» **Your instructions**: Write out the lines of the data word for word, starting at the line that contains "- candle-body: [1064, 365, 1072, 379]" and ending at the line that contains "- candle-body: [937, 269, 945, 281]", with both of those lines included.

**** Recorded data

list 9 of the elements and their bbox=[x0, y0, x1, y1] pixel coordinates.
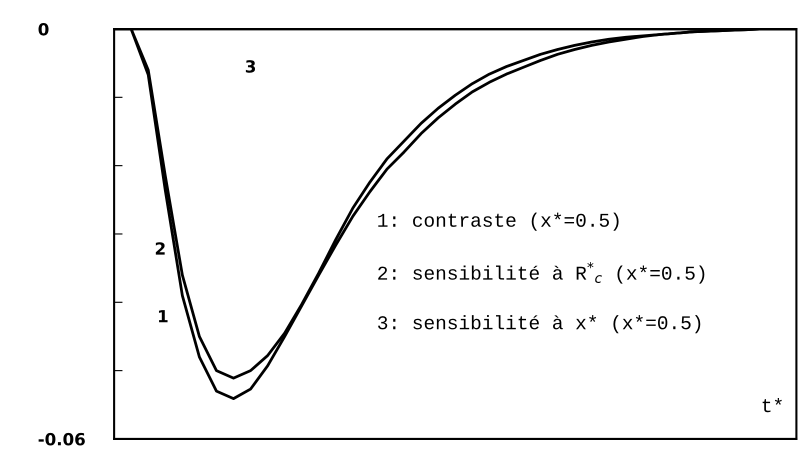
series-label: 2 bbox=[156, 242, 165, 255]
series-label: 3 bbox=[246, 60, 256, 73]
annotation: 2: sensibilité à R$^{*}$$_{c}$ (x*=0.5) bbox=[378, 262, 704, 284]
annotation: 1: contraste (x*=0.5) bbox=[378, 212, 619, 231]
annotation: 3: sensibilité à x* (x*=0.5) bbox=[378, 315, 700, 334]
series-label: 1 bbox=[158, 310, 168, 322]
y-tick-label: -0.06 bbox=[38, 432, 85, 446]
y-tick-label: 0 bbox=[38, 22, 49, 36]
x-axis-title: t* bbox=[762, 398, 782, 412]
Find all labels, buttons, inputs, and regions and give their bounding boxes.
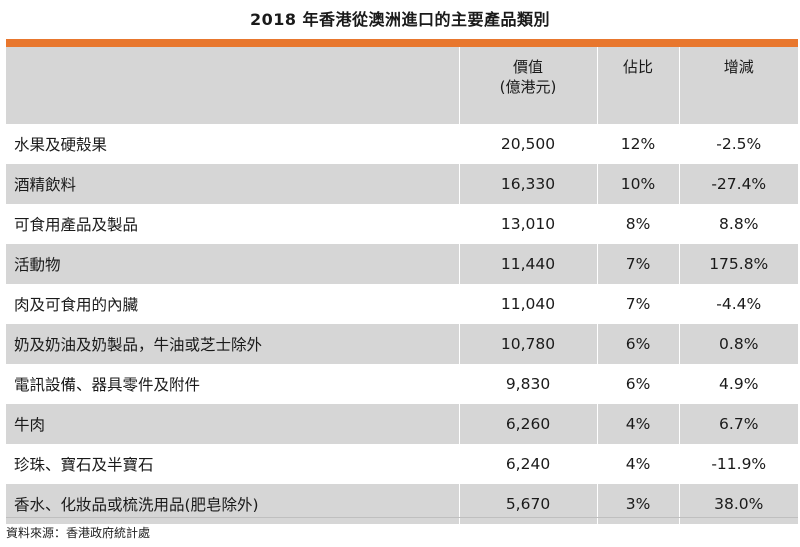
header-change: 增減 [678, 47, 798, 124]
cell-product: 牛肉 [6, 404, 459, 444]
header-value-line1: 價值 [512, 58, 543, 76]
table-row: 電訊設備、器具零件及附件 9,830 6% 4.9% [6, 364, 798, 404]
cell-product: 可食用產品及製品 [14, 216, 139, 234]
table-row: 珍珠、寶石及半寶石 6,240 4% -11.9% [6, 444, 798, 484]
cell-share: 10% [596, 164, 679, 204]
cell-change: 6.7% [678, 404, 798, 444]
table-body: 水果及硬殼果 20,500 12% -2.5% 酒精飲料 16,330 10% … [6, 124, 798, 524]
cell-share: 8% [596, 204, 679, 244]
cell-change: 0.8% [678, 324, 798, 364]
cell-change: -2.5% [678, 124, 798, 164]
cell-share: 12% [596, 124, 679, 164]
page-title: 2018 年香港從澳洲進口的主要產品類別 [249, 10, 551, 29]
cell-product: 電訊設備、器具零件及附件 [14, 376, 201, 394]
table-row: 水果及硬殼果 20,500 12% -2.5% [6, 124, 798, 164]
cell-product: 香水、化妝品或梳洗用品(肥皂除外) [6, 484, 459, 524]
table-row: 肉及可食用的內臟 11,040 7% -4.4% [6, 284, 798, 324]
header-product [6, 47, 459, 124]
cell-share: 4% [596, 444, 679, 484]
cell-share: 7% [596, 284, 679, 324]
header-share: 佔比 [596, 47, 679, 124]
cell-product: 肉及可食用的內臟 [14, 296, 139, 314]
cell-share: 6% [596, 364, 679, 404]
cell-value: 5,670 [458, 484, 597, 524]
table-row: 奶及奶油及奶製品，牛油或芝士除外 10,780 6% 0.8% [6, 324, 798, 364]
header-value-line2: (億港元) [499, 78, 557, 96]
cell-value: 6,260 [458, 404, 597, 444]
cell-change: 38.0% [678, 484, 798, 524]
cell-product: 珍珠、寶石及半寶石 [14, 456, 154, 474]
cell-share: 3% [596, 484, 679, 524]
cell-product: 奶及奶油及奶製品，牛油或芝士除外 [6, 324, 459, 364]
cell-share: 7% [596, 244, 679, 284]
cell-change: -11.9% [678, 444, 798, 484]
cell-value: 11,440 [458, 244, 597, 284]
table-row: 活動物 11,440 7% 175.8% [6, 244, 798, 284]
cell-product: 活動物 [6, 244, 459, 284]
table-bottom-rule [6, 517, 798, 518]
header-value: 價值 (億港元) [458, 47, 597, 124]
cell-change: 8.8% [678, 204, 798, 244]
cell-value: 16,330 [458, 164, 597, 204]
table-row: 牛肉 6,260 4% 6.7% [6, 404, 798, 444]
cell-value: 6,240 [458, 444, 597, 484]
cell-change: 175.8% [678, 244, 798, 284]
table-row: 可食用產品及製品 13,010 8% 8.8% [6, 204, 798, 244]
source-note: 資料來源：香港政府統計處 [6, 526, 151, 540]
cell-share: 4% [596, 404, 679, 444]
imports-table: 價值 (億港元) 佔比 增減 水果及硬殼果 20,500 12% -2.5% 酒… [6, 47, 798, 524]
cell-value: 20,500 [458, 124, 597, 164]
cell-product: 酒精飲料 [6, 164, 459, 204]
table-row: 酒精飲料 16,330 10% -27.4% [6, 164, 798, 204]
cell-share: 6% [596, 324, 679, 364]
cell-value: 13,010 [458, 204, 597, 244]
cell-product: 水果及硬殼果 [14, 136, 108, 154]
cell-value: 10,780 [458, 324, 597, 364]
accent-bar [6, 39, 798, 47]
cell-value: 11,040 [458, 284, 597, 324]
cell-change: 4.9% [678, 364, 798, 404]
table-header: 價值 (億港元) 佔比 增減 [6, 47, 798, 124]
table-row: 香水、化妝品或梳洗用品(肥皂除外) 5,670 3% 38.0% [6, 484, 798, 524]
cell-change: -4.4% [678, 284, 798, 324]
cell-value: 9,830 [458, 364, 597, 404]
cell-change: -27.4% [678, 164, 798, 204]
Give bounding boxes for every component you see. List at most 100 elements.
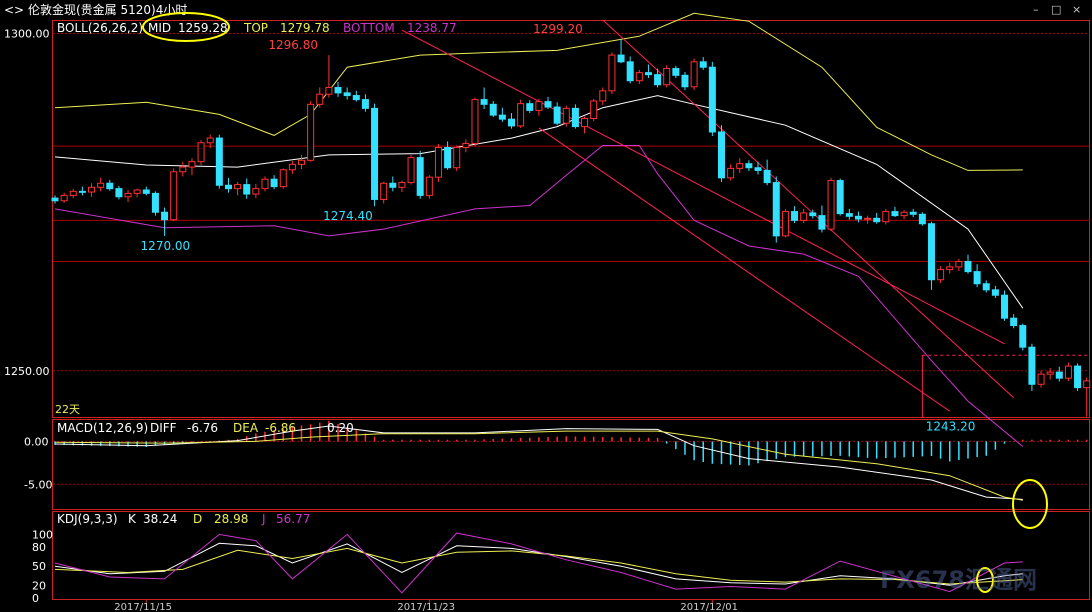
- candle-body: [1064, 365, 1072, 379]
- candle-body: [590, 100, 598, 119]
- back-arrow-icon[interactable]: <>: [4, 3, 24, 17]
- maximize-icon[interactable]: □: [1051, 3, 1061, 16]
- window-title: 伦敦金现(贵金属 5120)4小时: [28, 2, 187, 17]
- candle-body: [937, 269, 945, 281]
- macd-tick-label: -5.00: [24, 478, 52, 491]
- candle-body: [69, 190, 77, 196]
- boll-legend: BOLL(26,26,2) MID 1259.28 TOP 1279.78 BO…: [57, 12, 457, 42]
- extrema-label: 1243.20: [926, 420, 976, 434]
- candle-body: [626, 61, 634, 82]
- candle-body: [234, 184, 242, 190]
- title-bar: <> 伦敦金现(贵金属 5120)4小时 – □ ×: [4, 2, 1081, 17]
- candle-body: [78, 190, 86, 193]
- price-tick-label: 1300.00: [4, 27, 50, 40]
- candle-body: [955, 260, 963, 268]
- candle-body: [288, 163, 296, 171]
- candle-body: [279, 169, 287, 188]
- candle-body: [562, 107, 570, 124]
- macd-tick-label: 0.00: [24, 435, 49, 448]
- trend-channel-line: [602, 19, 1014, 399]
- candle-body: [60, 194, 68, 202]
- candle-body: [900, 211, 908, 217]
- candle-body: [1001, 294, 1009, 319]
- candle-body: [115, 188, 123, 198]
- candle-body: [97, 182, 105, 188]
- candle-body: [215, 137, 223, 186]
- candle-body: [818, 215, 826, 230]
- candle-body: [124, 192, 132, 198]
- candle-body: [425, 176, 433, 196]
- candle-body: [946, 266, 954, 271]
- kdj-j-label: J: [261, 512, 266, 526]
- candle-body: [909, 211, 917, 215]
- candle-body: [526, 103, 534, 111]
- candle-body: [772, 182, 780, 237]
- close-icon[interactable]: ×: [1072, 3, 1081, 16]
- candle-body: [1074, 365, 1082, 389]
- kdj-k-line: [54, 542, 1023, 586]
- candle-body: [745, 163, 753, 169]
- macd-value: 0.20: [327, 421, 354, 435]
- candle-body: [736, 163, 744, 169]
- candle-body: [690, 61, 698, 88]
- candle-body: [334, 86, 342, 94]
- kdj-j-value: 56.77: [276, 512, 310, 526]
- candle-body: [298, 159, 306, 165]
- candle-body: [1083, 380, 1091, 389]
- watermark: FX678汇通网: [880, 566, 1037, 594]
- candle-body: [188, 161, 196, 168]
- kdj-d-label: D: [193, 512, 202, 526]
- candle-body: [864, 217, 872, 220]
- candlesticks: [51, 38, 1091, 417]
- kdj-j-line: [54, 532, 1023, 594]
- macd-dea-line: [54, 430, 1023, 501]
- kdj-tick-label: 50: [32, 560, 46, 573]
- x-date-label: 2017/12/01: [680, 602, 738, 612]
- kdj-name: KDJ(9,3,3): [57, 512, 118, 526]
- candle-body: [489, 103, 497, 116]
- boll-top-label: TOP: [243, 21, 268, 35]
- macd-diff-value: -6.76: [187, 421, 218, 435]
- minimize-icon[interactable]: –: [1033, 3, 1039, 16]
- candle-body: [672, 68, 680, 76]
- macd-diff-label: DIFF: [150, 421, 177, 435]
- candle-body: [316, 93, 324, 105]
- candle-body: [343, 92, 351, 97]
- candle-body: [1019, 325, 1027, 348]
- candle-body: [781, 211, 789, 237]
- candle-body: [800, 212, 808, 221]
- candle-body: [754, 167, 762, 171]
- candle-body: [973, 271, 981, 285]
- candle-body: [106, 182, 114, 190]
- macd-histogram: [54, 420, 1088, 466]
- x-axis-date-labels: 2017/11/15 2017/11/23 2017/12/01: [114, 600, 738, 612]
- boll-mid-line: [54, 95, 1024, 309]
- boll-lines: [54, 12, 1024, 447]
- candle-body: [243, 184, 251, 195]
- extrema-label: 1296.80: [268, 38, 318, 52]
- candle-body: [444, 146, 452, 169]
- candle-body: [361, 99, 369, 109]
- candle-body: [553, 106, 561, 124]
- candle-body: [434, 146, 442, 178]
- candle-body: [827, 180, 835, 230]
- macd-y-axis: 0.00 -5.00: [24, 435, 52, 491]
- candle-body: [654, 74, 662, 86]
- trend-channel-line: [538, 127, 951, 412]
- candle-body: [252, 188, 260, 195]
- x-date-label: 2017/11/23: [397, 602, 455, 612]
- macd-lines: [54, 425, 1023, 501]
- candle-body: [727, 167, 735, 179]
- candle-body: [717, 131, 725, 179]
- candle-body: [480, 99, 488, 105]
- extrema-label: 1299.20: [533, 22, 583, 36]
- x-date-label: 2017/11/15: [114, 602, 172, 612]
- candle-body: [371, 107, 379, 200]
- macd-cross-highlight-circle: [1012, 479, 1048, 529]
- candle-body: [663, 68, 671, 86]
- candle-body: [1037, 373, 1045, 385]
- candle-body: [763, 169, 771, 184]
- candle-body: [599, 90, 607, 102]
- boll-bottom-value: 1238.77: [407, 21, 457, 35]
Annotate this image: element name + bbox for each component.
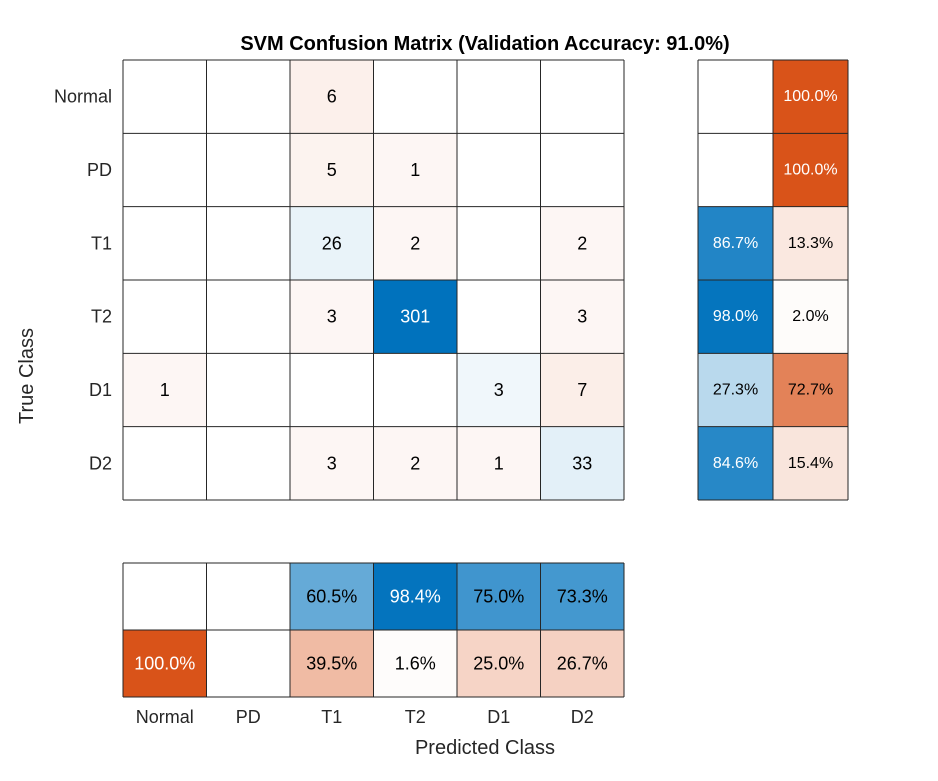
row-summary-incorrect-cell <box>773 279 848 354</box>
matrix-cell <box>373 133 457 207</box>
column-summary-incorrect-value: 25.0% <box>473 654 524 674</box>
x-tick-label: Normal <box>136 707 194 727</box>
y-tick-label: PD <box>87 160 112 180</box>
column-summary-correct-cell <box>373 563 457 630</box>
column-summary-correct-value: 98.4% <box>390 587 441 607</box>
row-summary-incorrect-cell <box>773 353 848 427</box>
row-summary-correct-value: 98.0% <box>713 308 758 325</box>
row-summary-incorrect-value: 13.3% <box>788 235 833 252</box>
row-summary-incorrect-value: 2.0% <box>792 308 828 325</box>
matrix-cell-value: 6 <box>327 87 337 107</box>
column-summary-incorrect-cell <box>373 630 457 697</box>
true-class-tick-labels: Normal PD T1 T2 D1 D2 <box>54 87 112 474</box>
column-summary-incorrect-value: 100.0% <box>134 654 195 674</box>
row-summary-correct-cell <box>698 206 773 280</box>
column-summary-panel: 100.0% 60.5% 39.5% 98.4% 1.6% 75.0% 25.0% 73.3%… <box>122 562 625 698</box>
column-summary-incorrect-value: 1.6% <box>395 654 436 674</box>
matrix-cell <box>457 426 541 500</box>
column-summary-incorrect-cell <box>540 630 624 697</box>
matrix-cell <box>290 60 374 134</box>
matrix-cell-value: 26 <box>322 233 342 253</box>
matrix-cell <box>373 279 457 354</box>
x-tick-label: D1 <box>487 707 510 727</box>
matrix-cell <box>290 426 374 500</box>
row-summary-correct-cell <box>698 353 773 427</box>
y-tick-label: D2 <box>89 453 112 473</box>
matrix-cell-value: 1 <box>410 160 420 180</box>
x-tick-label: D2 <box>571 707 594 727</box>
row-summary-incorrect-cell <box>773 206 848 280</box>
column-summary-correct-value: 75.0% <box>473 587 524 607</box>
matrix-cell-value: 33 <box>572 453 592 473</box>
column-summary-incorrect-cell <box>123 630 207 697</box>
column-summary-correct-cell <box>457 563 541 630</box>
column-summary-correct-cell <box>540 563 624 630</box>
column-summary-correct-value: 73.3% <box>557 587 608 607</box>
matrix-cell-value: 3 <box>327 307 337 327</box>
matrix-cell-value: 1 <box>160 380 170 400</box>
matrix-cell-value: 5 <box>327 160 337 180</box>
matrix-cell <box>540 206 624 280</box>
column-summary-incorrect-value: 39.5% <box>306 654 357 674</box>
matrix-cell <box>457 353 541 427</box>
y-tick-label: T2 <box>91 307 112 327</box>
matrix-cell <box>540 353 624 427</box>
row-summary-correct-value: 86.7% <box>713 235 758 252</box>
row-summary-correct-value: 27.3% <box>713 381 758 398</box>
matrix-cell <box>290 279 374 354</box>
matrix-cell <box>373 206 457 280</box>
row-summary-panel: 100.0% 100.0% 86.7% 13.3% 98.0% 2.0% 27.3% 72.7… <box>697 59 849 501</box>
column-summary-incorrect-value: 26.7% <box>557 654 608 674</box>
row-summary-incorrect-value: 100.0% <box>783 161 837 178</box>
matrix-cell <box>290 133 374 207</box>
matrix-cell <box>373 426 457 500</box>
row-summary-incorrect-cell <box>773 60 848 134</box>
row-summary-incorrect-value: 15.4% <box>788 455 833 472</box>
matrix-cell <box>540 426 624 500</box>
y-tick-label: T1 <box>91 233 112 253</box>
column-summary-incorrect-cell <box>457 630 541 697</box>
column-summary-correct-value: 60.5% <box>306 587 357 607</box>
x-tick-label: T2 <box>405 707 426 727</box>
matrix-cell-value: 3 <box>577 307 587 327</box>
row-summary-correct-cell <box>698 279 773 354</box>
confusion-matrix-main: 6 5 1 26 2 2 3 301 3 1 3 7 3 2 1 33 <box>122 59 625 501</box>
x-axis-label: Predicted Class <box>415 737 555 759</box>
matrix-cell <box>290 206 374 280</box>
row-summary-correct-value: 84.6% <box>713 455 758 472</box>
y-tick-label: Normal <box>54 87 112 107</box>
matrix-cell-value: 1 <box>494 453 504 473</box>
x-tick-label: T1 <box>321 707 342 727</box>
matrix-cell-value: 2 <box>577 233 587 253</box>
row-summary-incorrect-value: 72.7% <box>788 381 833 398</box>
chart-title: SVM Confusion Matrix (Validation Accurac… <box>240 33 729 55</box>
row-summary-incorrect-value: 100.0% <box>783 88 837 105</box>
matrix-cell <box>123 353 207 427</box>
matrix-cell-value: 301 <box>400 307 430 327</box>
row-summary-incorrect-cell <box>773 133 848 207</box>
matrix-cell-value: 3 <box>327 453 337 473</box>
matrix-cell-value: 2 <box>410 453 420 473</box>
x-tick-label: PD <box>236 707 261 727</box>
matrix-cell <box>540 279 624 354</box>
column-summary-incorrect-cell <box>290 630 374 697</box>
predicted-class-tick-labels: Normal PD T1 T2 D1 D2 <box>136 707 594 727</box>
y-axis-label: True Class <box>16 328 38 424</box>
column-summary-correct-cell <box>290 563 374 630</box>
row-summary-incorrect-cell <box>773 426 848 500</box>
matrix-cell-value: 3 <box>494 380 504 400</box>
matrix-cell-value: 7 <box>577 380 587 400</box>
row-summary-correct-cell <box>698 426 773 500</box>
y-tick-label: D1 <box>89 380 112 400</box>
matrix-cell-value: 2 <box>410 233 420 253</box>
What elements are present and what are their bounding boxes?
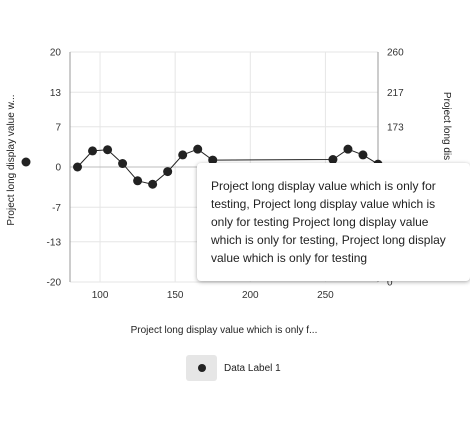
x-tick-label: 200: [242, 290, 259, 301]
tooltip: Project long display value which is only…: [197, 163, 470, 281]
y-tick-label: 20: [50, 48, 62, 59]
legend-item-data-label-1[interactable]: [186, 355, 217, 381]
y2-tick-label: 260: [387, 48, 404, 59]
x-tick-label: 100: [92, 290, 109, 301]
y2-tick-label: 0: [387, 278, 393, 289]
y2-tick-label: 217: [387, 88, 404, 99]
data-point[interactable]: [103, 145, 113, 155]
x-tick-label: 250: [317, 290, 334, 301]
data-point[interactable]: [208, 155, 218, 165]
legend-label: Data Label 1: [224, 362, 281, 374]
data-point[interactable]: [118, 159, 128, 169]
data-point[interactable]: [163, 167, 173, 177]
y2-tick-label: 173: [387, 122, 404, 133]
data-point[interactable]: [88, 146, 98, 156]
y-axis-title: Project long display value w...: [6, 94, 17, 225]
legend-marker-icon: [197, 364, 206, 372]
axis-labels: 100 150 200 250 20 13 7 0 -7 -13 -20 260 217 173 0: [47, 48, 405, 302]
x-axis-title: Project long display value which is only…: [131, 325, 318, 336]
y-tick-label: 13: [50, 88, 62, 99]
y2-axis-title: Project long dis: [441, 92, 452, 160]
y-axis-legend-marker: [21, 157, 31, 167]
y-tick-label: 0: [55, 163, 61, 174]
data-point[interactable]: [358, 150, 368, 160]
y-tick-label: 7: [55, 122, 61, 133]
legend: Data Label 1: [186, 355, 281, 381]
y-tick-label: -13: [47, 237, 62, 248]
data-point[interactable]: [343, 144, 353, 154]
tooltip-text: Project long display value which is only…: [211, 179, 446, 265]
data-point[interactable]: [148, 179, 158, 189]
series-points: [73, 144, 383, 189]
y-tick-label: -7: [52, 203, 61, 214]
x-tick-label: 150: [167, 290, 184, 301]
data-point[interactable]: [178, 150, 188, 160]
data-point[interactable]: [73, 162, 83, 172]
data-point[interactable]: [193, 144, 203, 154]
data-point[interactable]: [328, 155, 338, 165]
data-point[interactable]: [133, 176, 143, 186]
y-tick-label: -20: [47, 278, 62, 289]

********

» **Finished exercise**:
- candle-body: [1064, 365, 1072, 379]
- candle-body: [590, 100, 598, 119]
- back-arrow-icon[interactable]: <>: [4, 3, 24, 17]
- maximize-icon[interactable]: □: [1051, 3, 1061, 16]
- window-title: 伦敦金现(贵金属 5120)4小时: [28, 2, 187, 17]
- candle-body: [937, 269, 945, 281]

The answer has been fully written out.